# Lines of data
** Start **

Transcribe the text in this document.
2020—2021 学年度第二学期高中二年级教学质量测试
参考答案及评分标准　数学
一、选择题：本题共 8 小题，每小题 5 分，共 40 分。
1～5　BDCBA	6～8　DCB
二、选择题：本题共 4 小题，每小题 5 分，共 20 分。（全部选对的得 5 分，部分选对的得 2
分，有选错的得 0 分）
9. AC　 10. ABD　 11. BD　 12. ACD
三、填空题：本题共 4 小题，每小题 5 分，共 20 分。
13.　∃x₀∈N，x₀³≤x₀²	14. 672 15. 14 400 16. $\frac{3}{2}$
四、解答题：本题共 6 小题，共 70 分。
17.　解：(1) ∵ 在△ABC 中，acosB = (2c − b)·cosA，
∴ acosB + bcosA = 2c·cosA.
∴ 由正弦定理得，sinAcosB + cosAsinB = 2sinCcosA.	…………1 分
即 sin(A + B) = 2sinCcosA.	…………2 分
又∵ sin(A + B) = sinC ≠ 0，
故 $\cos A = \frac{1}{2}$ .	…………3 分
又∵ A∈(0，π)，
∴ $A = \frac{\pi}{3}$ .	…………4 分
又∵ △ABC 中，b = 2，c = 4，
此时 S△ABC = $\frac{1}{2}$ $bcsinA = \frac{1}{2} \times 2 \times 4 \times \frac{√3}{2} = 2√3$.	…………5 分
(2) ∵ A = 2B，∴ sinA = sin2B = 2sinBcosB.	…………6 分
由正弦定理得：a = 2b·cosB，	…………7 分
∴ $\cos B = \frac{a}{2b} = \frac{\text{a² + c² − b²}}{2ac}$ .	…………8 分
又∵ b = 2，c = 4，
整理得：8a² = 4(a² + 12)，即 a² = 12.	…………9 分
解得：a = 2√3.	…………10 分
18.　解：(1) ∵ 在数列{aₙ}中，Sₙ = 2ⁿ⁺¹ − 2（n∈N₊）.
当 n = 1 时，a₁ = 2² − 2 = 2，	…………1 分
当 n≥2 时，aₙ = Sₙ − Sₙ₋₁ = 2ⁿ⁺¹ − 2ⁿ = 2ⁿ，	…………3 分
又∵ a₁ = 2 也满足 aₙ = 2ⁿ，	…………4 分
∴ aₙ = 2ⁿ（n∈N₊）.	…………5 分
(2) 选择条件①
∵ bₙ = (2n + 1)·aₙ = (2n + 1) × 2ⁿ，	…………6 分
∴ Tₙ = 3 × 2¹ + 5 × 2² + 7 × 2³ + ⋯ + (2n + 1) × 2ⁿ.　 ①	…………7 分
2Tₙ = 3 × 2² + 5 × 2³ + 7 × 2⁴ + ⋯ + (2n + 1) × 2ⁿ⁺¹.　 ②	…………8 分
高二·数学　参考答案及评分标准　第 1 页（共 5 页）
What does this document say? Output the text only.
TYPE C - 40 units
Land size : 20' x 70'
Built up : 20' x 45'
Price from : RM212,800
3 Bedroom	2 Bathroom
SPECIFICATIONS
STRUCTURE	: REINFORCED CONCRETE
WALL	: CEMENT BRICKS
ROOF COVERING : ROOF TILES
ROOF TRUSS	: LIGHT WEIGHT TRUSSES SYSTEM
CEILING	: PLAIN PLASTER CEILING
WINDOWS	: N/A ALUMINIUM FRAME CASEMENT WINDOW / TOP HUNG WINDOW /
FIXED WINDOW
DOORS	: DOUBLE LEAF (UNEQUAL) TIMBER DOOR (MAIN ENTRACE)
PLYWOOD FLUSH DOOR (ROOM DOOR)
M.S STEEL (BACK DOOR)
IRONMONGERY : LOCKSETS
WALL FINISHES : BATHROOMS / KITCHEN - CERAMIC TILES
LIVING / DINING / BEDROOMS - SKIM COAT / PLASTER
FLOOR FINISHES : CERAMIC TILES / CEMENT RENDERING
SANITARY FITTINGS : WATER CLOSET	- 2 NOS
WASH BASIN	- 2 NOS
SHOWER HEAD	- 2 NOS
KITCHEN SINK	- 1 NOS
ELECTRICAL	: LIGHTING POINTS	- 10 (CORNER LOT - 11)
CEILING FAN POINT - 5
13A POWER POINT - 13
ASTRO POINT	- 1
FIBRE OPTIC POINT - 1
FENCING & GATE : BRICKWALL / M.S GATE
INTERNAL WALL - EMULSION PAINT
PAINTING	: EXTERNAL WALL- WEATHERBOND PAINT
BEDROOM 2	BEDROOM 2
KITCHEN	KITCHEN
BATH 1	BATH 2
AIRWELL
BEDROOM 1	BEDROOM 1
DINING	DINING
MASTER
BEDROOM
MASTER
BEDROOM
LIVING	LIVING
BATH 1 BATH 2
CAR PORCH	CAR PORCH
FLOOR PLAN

** End **

# SET EXERCISE
Take the line that contains "What does this" and every line after it through the end of the listing above, and repeat them exactly.

# FULL SOLUTION
What does this document say? Output the text only.
TYPE C - 40 units
Land size : 20' x 70'
Built up : 20' x 45'
Price from : RM212,800
3 Bedroom	2 Bathroom
SPECIFICATIONS
STRUCTURE	: REINFORCED CONCRETE
WALL	: CEMENT BRICKS
ROOF COVERING : ROOF TILES
ROOF TRUSS	: LIGHT WEIGHT TRUSSES SYSTEM
CEILING	: PLAIN PLASTER CEILING
WINDOWS	: N/A ALUMINIUM FRAME CASEMENT WINDOW / TOP HUNG WINDOW /
FIXED WINDOW
DOORS	: DOUBLE LEAF (UNEQUAL) TIMBER DOOR (MAIN ENTRACE)
PLYWOOD FLUSH DOOR (ROOM DOOR)
M.S STEEL (BACK DOOR)
IRONMONGERY : LOCKSETS
WALL FINISHES : BATHROOMS / KITCHEN - CERAMIC TILES
LIVING / DINING / BEDROOMS - SKIM COAT / PLASTER
FLOOR FINISHES : CERAMIC TILES / CEMENT RENDERING
SANITARY FITTINGS : WATER CLOSET	- 2 NOS
WASH BASIN	- 2 NOS
SHOWER HEAD	- 2 NOS
KITCHEN SINK	- 1 NOS
ELECTRICAL	: LIGHTING POINTS	- 10 (CORNER LOT - 11)
CEILING FAN POINT - 5
13A POWER POINT - 13
ASTRO POINT	- 1
FIBRE OPTIC POINT - 1
FENCING & GATE : BRICKWALL / M.S GATE
INTERNAL WALL - EMULSION PAINT
PAINTING	: EXTERNAL WALL- WEATHERBOND PAINT
BEDROOM 2	BEDROOM 2
KITCHEN	KITCHEN
BATH 1	BATH 2
AIRWELL
BEDROOM 1	BEDROOM 1
DINING	DINING
MASTER
BEDROOM
MASTER
BEDROOM
LIVING	LIVING
BATH 1 BATH 2
CAR PORCH	CAR PORCH
FLOOR PLAN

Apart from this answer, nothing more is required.